:: PROMPT ::
Pictures are not part of the copy; repeat everything else in the records exactly.

:: RECORDS SUPPLIED ::
━━━━━━━━━━━━━━━━━━━━━━━━━━━━━━
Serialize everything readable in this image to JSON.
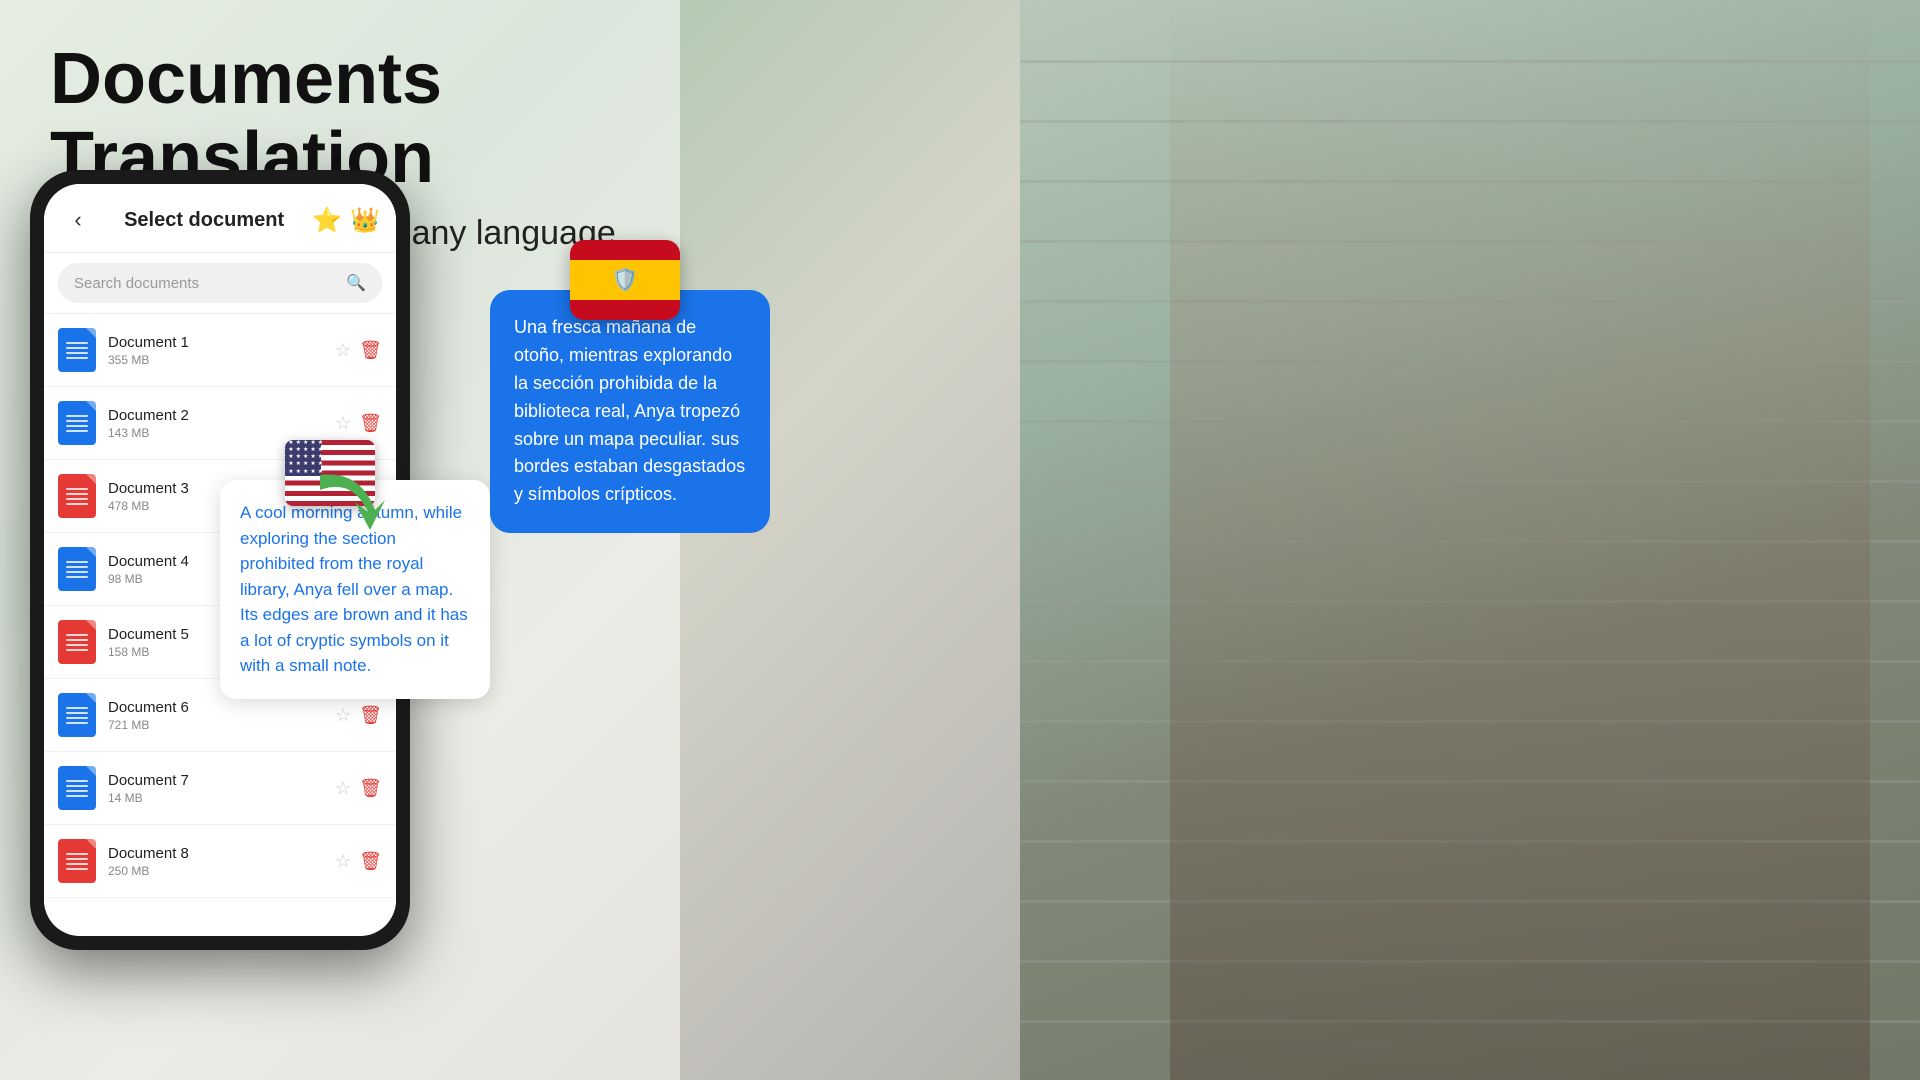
{
  "page": {
    "title": "Documents Translation",
    "subtitle": "Translate documents in any language"
  },
  "phone": {
    "back_label": "‹",
    "header_title": "Select document",
    "star1": "⭐",
    "star2": "👑",
    "search_placeholder": "Search documents"
  },
  "documents": [
    {
      "name": "Document 1",
      "size": "355 MB",
      "color": "blue"
    },
    {
      "name": "Document 2",
      "size": "143 MB",
      "color": "blue"
    },
    {
      "name": "Document 3",
      "size": "478 MB",
      "color": "red"
    },
    {
      "name": "Document 4",
      "size": "98 MB",
      "color": "blue"
    },
    {
      "name": "Document 5",
      "size": "158 MB",
      "color": "red"
    },
    {
      "name": "Document 6",
      "size": "721 MB",
      "color": "blue"
    },
    {
      "name": "Document 7",
      "size": "14 MB",
      "color": "blue"
    },
    {
      "name": "Document 8",
      "size": "250 MB",
      "color": "red"
    }
  ],
  "english_bubble": {
    "text": "A cool morning autumn, while exploring the section prohibited from the royal library, Anya fell over a map. Its edges are brown and it has a lot of cryptic symbols on it with a small note."
  },
  "spanish_bubble": {
    "text": "Una fresca mañana de otoño, mientras explorando la sección prohibida de la biblioteca real, Anya tropezó sobre un mapa peculiar. sus bordes estaban desgastados y símbolos crípticos."
  },
  "colors": {
    "accent_blue": "#1a73e8",
    "bubble_bg": "#1a73e8",
    "english_text": "#1a73e8"
  }
}
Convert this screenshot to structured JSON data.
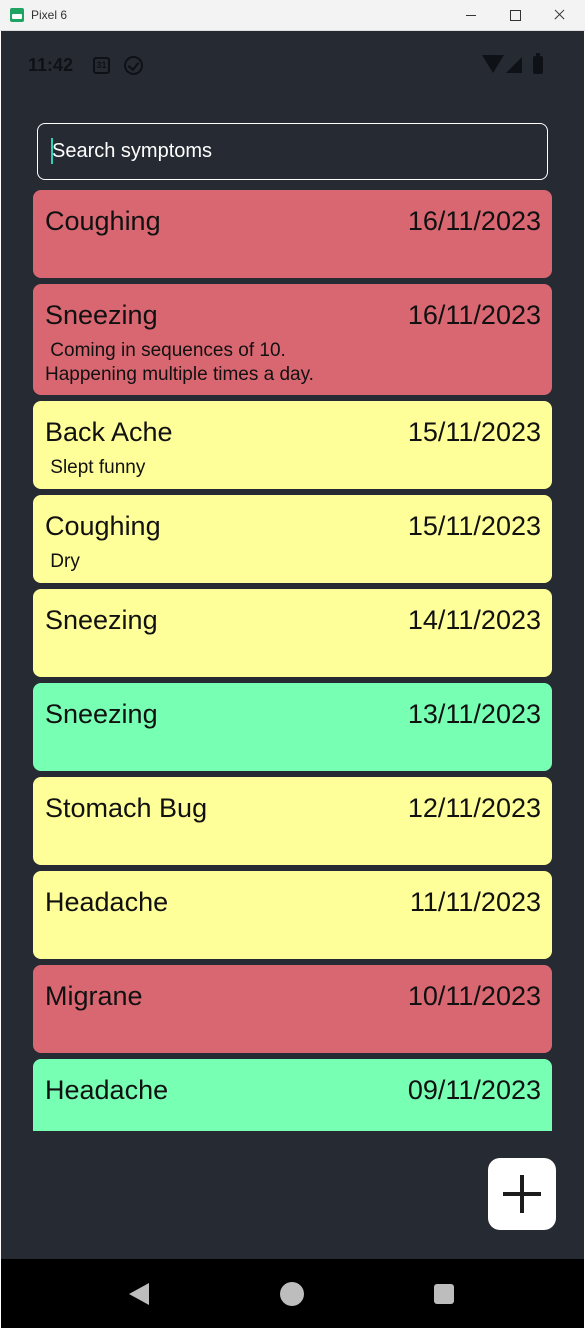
━━━━━━━━━━━━━━━━━━━━━━━━━━━━━━
:: SOLUTION ::
Serialize everything readable in this image to JSON.
{
  "page": {
    "title": "Documents Translation",
    "subtitle": "Translate documents in any language"
  },
  "phone": {
    "back_label": "‹",
    "header_title": "Select document",
    "star1": "⭐",
    "star2": "👑",
    "search_placeholder": "Search documents"
  },
  "documents": [
    {
      "name": "Document 1",
      "size": "355 MB",
      "color": "blue"
    },
    {
      "name": "Document 2",
      "size": "143 MB",
      "color": "blue"
    },
    {
      "name": "Document 3",
      "size": "478 MB",
      "color": "red"
    },
    {
      "name": "Document 4",
      "size": "98 MB",
      "color": "blue"
    },
    {
      "name": "Document 5",
      "size": "158 MB",
      "color": "red"
    },
    {
      "name": "Document 6",
      "size": "721 MB",
      "color": "blue"
    },
    {
      "name": "Document 7",
      "size": "14 MB",
      "color": "blue"
    },
    {
      "name": "Document 8",
      "size": "250 MB",
      "color": "red"
    }
  ],
  "english_bubble": {
    "text": "A cool morning autumn, while exploring the section prohibited from the royal library, Anya fell over a map. Its edges are brown and it has a lot of cryptic symbols on it with a small note."
  },
  "spanish_bubble": {
    "text": "Una fresca mañana de otoño, mientras explorando la sección prohibida de la biblioteca real, Anya tropezó sobre un mapa peculiar. sus bordes estaban desgastados y símbolos crípticos."
  },
  "colors": {
    "accent_blue": "#1a73e8",
    "bubble_bg": "#1a73e8",
    "english_text": "#1a73e8"
  }
}
Convert this screenshot to structured JSON data.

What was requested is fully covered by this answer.